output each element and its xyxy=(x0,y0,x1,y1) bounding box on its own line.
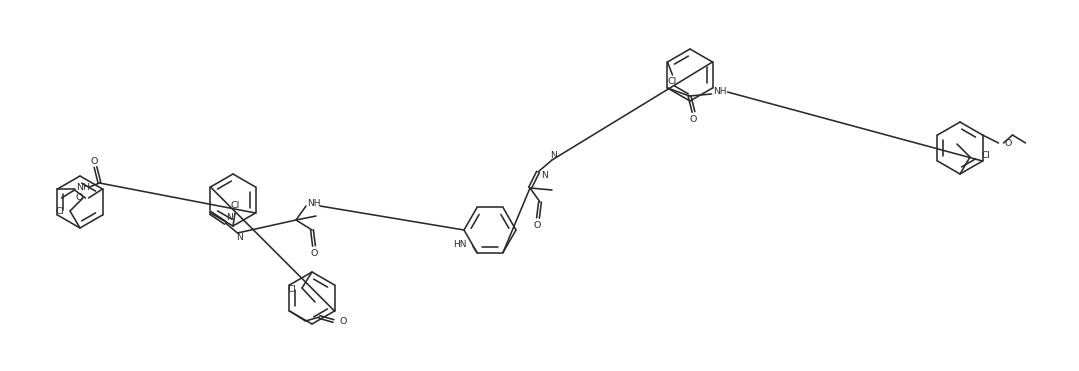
Text: N: N xyxy=(227,213,233,223)
Text: NH: NH xyxy=(308,200,320,209)
Text: O: O xyxy=(689,115,697,124)
Text: N: N xyxy=(541,171,548,181)
Text: Cl: Cl xyxy=(982,151,991,161)
Text: NH: NH xyxy=(77,184,91,193)
Text: O: O xyxy=(533,220,541,230)
Text: Cl: Cl xyxy=(668,78,678,86)
Text: Cl: Cl xyxy=(288,286,297,295)
Text: HN: HN xyxy=(453,240,467,249)
Text: NH: NH xyxy=(713,88,726,96)
Text: N: N xyxy=(236,233,243,243)
Text: O: O xyxy=(1005,139,1012,148)
Text: O: O xyxy=(340,316,346,325)
Text: O: O xyxy=(311,249,317,257)
Text: Cl: Cl xyxy=(231,201,240,210)
Text: N: N xyxy=(550,151,557,161)
Text: O: O xyxy=(76,194,82,203)
Text: O: O xyxy=(91,157,98,165)
Text: Cl: Cl xyxy=(56,207,65,217)
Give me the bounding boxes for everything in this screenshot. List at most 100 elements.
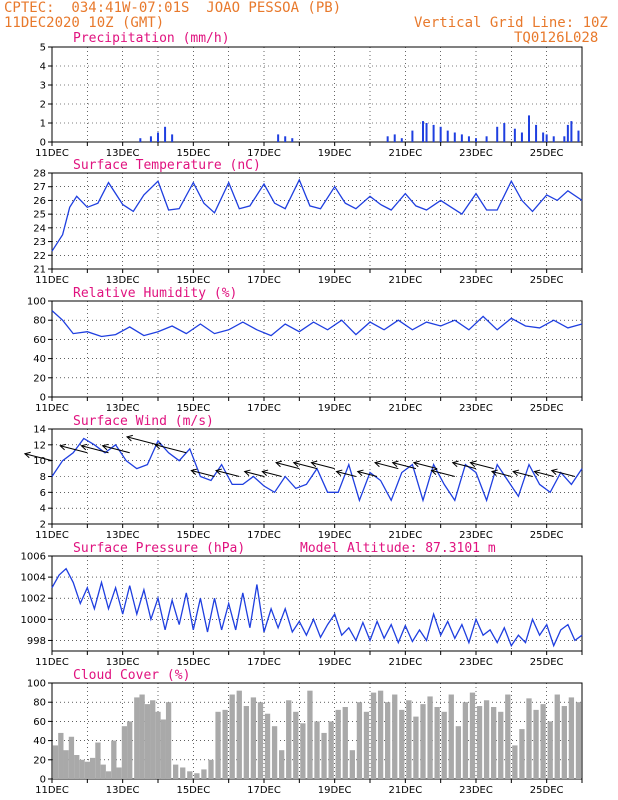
wind-arrow (491, 471, 512, 477)
x-tick-label: 11DEC (35, 403, 69, 414)
series-line (51, 567, 583, 648)
cloud-bar (498, 711, 504, 779)
cloud-bar (462, 702, 469, 779)
wind-arrow (311, 462, 335, 470)
x-tick-label: 13DEC (106, 275, 140, 286)
x-tick-label: 11DEC (35, 530, 69, 541)
cloud-bar (392, 694, 398, 779)
y-tick-label: 26 (33, 196, 46, 207)
y-tick-label: 80 (33, 316, 46, 327)
cloud-bar (155, 711, 161, 779)
precip-bar (563, 136, 566, 142)
wind-arrow-head (292, 460, 300, 468)
x-tick-label: 21DEC (388, 403, 422, 414)
y-tick-label: 24 (33, 223, 46, 234)
cloud-bar (335, 709, 341, 779)
cloud-bar (406, 700, 412, 779)
wind-arrow (60, 445, 88, 454)
precip-bar (386, 136, 389, 142)
cloud-bar (144, 704, 151, 779)
precip-bar (485, 136, 488, 142)
x-tick-label: 25DEC (530, 785, 564, 796)
wind-arrow-head (243, 469, 251, 476)
wind-arrow-head (391, 460, 399, 468)
x-tick-label: 13DEC (106, 148, 140, 159)
station-header: CPTEC: 034:41W-07:01S JOAO PESSOA (PB) (4, 0, 342, 16)
wind-arrow-head (533, 469, 541, 476)
precip-bar (439, 126, 442, 142)
precip-bar (157, 132, 159, 142)
x-tick-label: 25DEC (530, 275, 564, 286)
precip-bar (528, 115, 530, 142)
y-tick-label: 4 (40, 62, 46, 73)
wind-arrow-head (23, 451, 31, 459)
x-tick-label: 11DEC (35, 275, 69, 286)
cloud-bar (321, 732, 327, 779)
cloud-bar (105, 771, 112, 779)
cloud-bar (385, 702, 391, 779)
panel-frame (51, 46, 583, 143)
y-tick-label: 21 (33, 265, 46, 276)
series-line (51, 437, 583, 503)
series-line (51, 310, 583, 338)
y-tick-label: 22 (33, 251, 46, 262)
precip-bar (566, 124, 569, 142)
cloud-bar (377, 690, 384, 779)
cloud-bar (349, 750, 355, 779)
precip-bar (513, 128, 516, 142)
cloud-bar (526, 698, 532, 779)
y-tick-label: 100 (27, 679, 46, 690)
cloud-bar (561, 706, 567, 779)
wind-arrow-head (154, 442, 162, 450)
panel-title: Surface Pressure (hPa) (73, 541, 245, 556)
cloud-bar (271, 726, 278, 779)
precip-bar (535, 124, 538, 142)
x-tick-label: 21DEC (388, 657, 422, 668)
wind-arrow-head (512, 469, 520, 476)
wind-arrow (244, 471, 265, 477)
cloud-bar (293, 711, 299, 779)
cloud-bar (173, 764, 179, 779)
y-tick-label: 1002 (21, 594, 46, 605)
cloud-bar (208, 759, 214, 779)
cloud-bar (314, 721, 320, 779)
x-tick-label: 21DEC (388, 785, 422, 796)
x-tick-label: 11DEC (35, 657, 69, 668)
cloud-bar (512, 745, 518, 779)
x-tick-label: 17DEC (247, 148, 281, 159)
y-tick-label: 8 (40, 472, 46, 483)
cloud-bar (95, 742, 101, 779)
x-tick-label: 25DEC (530, 657, 564, 668)
precip-bar (139, 138, 142, 142)
x-tick-label: 21DEC (388, 530, 422, 541)
y-tick-label: 3 (40, 81, 46, 92)
precip-bar (467, 136, 470, 142)
cloud-bar (63, 750, 69, 779)
panel-frame (51, 300, 583, 398)
y-tick-label: 1000 (21, 615, 46, 626)
x-tick-label: 17DEC (247, 275, 281, 286)
wind-arrow-head (469, 460, 477, 468)
wind-arrow (431, 470, 455, 477)
cloud-bar (469, 692, 476, 779)
grid-line-header: Vertical Grid Line: 10Z (414, 15, 608, 31)
cloud-bar (420, 704, 426, 779)
cloud-bar (547, 721, 553, 779)
x-tick-label: 11DEC (35, 148, 69, 159)
cloud-bar (194, 773, 200, 779)
wind-arrow-head (490, 469, 498, 476)
y-tick-label: 4 (40, 504, 46, 515)
wind-arrow (392, 462, 417, 470)
cloud-bar (505, 694, 511, 779)
wind-arrow (470, 462, 494, 470)
y-tick-label: 0 (40, 393, 46, 404)
wind-arrow (357, 471, 378, 477)
run-date-header: 11DEC2020 10Z (GMT) (4, 15, 165, 31)
wind-arrow (24, 453, 53, 462)
x-tick-label: 15DEC (176, 275, 210, 286)
cloud-bar (434, 707, 440, 779)
x-tick-label: 15DEC (176, 530, 210, 541)
x-tick-label: 23DEC (459, 530, 493, 541)
precip-bar (503, 123, 506, 142)
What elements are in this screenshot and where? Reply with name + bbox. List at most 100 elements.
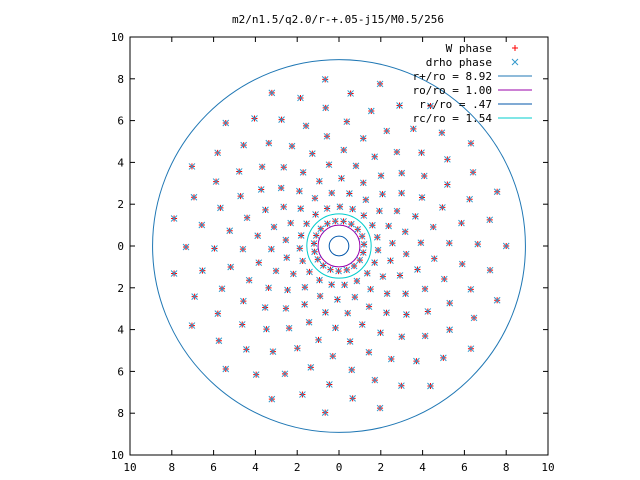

--------

> _Goal_
Lay out every line of the records above as a numbered list, skipping any blank lines. Leave the pictures out.

> _Answer to this exercise_
1. output each element and its xyxy=(x0,y0,x1,y1) bounding box on its own line.
2. Text: N: N xyxy=(227,213,233,223)
3. Text: NH: NH xyxy=(308,200,320,209)
4. Text: O: O xyxy=(689,115,697,124)
5. Text: N: N xyxy=(541,171,548,181)
6. Text: Cl: Cl xyxy=(982,151,991,161)
7. Text: NH: NH xyxy=(77,184,91,193)
8. Text: O: O xyxy=(533,220,541,230)
9. Text: Cl: Cl xyxy=(668,78,678,86)
10. Text: Cl: Cl xyxy=(288,286,297,295)
11. Text: HN: HN xyxy=(453,240,467,249)
12. Text: NH: NH xyxy=(713,88,726,96)
13. Text: N: N xyxy=(236,233,243,243)
14. Text: O: O xyxy=(1005,139,1012,148)
15. Text: O: O xyxy=(340,316,346,325)
16. Text: O: O xyxy=(311,249,317,257)
17. Text: Cl: Cl xyxy=(231,201,240,210)
18. Text: N: N xyxy=(550,151,557,161)
19. Text: O: O xyxy=(76,194,82,203)
20. Text: O: O xyxy=(91,157,98,165)
21. Text: Cl: Cl xyxy=(56,207,65,217)
22. Give me the bounding boxes for everything in this screenshot. List at most 100 elements.
23. wind-arrow (491, 471, 512, 477)
24. x-tick-label: 11DEC (35, 403, 69, 414)
25. series-line (51, 567, 583, 648)
26. cloud-bar (498, 711, 504, 779)
27. cloud-bar (462, 702, 469, 779)
28. wind-arrow (311, 462, 335, 470)
29. x-tick-label: 13DEC (106, 275, 140, 286)
30. x-tick-label: 11DEC (35, 530, 69, 541)
31. cloud-bar (392, 694, 398, 779)
32. y-tick-label: 26 (33, 196, 46, 207)
33. y-tick-label: 80 (33, 316, 46, 327)
34. cloud-bar (155, 711, 161, 779)
35. precip-bar (563, 136, 566, 142)
36. wind-arrow-head (292, 460, 300, 468)
37. x-tick-label: 21DEC (388, 403, 422, 414)
38. y-tick-label: 24 (33, 223, 46, 234)
39. cloud-bar (335, 709, 341, 779)
40. cloud-bar (406, 700, 412, 779)
41. wind-arrow (60, 445, 88, 454)
42. precip-bar (386, 136, 389, 142)
43. cloud-bar (144, 704, 151, 779)
44. precip-bar (485, 136, 488, 142)
45. x-tick-label: 25DEC (530, 785, 564, 796)
46. wind-arrow-head (243, 469, 251, 476)
47. wind-arrow-head (391, 460, 399, 468)
48. x-tick-label: 13DEC (106, 148, 140, 159)
49. station-header: CPTEC: 034:41W-07:01S JOAO PESSOA (PB) (4, 0, 342, 16)
50. wind-arrow-head (533, 469, 541, 476)
51. precip-bar (439, 126, 442, 142)
52. precip-bar (157, 132, 159, 142)
53. x-tick-label: 25DEC (530, 275, 564, 286)
54. precip-bar (528, 115, 530, 142)
55. y-tick-label: 4 (40, 62, 46, 73)
56. wind-arrow-head (23, 451, 31, 459)
57. x-tick-label: 11DEC (35, 275, 69, 286)
58. cloud-bar (321, 732, 327, 779)
59. cloud-bar (105, 771, 112, 779)
60. cloud-bar (385, 702, 391, 779)
61. panel-frame (51, 46, 583, 143)
62. y-tick-label: 21 (33, 265, 46, 276)
63. series-line (51, 437, 583, 503)
64. series-line (51, 310, 583, 338)
65. y-tick-label: 22 (33, 251, 46, 262)
66. precip-bar (566, 124, 569, 142)
67. cloud-bar (377, 690, 384, 779)
68. cloud-bar (349, 750, 355, 779)
69. precip-bar (513, 128, 516, 142)
70. cloud-bar (526, 698, 532, 779)
71. y-tick-label: 100 (27, 679, 46, 690)
72. cloud-bar (561, 706, 567, 779)
73. wind-arrow-head (154, 442, 162, 450)
74. panel-title: Surface Pressure (hPa) (73, 541, 245, 556)
75. cloud-bar (271, 726, 278, 779)
76. precip-bar (535, 124, 538, 142)
77. x-tick-label: 21DEC (388, 657, 422, 668)
78. wind-arrow-head (512, 469, 520, 476)
79. wind-arrow (244, 471, 265, 477)
80. cloud-bar (293, 711, 299, 779)
81. cloud-bar (173, 764, 179, 779)
82. y-tick-label: 1002 (21, 594, 46, 605)
83. cloud-bar (208, 759, 214, 779)
84. cloud-bar (314, 721, 320, 779)
85. x-tick-label: 21DEC (388, 785, 422, 796)
86. x-tick-label: 11DEC (35, 657, 69, 668)
87. cloud-bar (512, 745, 518, 779)
88. x-tick-label: 17DEC (247, 148, 281, 159)
89. y-tick-label: 8 (40, 472, 46, 483)
90. cloud-bar (95, 742, 101, 779)
91. x-tick-label: 25DEC (530, 657, 564, 668)
92. precip-bar (139, 138, 142, 142)
93. x-tick-label: 21DEC (388, 530, 422, 541)
94. y-tick-label: 3 (40, 81, 46, 92)
95. precip-bar (467, 136, 470, 142)
96. cloud-bar (63, 750, 69, 779)
97. panel-frame (51, 300, 583, 398)
98. y-tick-label: 1000 (21, 615, 46, 626)
99. x-tick-label: 17DEC (247, 275, 281, 286)
100. wind-arrow-head (469, 460, 477, 468)
101. wind-arrow (431, 470, 455, 477)
102. cloud-bar (469, 692, 476, 779)
103. grid-line-header: Vertical Grid Line: 10Z (414, 15, 608, 31)
104. cloud-bar (420, 704, 426, 779)
105. cloud-bar (547, 721, 553, 779)
106. x-tick-label: 11DEC (35, 148, 69, 159)
107. cloud-bar (194, 773, 200, 779)
108. wind-arrow-head (490, 469, 498, 476)
109. y-tick-label: 4 (40, 504, 46, 515)
110. wind-arrow (392, 462, 417, 470)
111. cloud-bar (505, 694, 511, 779)
112. wind-arrow (470, 462, 494, 470)
113. y-tick-label: 0 (40, 393, 46, 404)
114. wind-arrow (357, 471, 378, 477)
115. run-date-header: 11DEC2020 10Z (GMT) (4, 15, 165, 31)
116. wind-arrow (24, 453, 53, 462)
117. x-tick-label: 15DEC (176, 275, 210, 286)
118. cloud-bar (434, 707, 440, 779)
119. x-tick-label: 15DEC (176, 530, 210, 541)
120. x-tick-label: 23DEC (459, 530, 493, 541)
121. precip-bar (503, 123, 506, 142)
122. What elements are in this screenshot and where? Reply with name + bbox. List at most 100 elements.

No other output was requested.